Document segment
..............................

T he embattled Prime Minister is not the only one being
dogged by Blairite woes. I ran into his namesake Lionel, my friend of 50 years, in Sloane Square. He is still deeply upset about the theft of his beloved pooch, nabbed while his wife was walking in the park. Misty-eyed, he tells me that Debbie Forsyth (Bruce’s nipper to you) has just called with the awful news that her two Yorkies have been stolen. I say I’ve heard there’s a terrific trade in pet theft. Lionel’s eyes brighten. ‘Ooh. I haven’t had terrific trade for ages.’ In the late 1950s David Bailey and I used to frequent a very straight pub in darkest Dalston called the Deuragon, where the mums would proudly watch as their sons transformed into Marlene Dietrichs or Mae Wests. A Sunday or so ago, Roland Mouret, Dr Andrew Merron and I were the judges of the ‘Vogue’ Ball, held at the Horse Meat Disco in violet-hued Vauxhall. The ‘girls’ have rather more homegrown role models now. A Naomi chucked her mobile at a brawny, tattooed maid, and a Kate snorted her way up the catwalk. Talk about a line of beauty.

..............................

Given data
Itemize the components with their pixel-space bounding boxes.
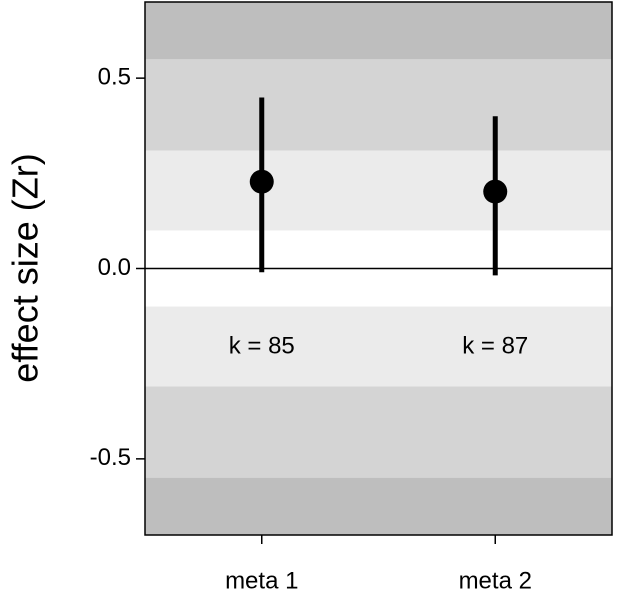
x-tick-label: meta 1: [225, 567, 298, 594]
y-tick-label: 0.5: [98, 63, 131, 90]
y-axis-label: effect size (Zr): [5, 153, 46, 382]
x-tick-label: meta 2: [459, 567, 532, 594]
point: [483, 179, 508, 204]
y-tick-label: 0.0: [98, 254, 131, 281]
annotation: k = 85: [229, 332, 295, 359]
y-tick-label: -0.5: [90, 444, 131, 471]
annotation: k = 87: [462, 332, 528, 359]
point: [249, 169, 274, 194]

..............................

To be done
A: In the society column, what was the name of the Dalston pub the writer frequented with David Bailey in the late 1950s?
B: Carry on writing the society column from the point where it stops.
The lines have no connection to the society column.

Task-by-task outputs
A: The Deuragon.

B:
After a 20-year break I’ve rejoined the Colony Room. The last genuinely bohemian Soho drinking club left is still redolent of its legendary proprietress Muriel Belcher, and her immortal greeting ‘F*** off, c***’ is still habitually hurled at every arrival. The unchanged premises, a maze of Melly memorabilia, Bacon bits and Lucian ends, are refreshingly filthy and firehazardy, as indeed are its friendly, funny members. And behind the bar Richard Bradsell ices up the coolest Mules this side of Moscow.
It was interesting to read about the recently unveiled restorations at Kew Palace, in many ways the most touching of all the royal residences, tiny, and redolent of Georgian madness and that inscribed dogcollar — ‘I am His Highness’ dog at Kew; Pray, tell me sir, whose dog are you?’ Last autumn one of our leading actresses asked me to decorate a gala dinner at another palace to raise funds for Kew’s restoration. I and several members of my staff gave our time, research, design and — the budget being written on a pin-head — money to the event. Were any of us asked to the opening of Kew Palace? Dream on.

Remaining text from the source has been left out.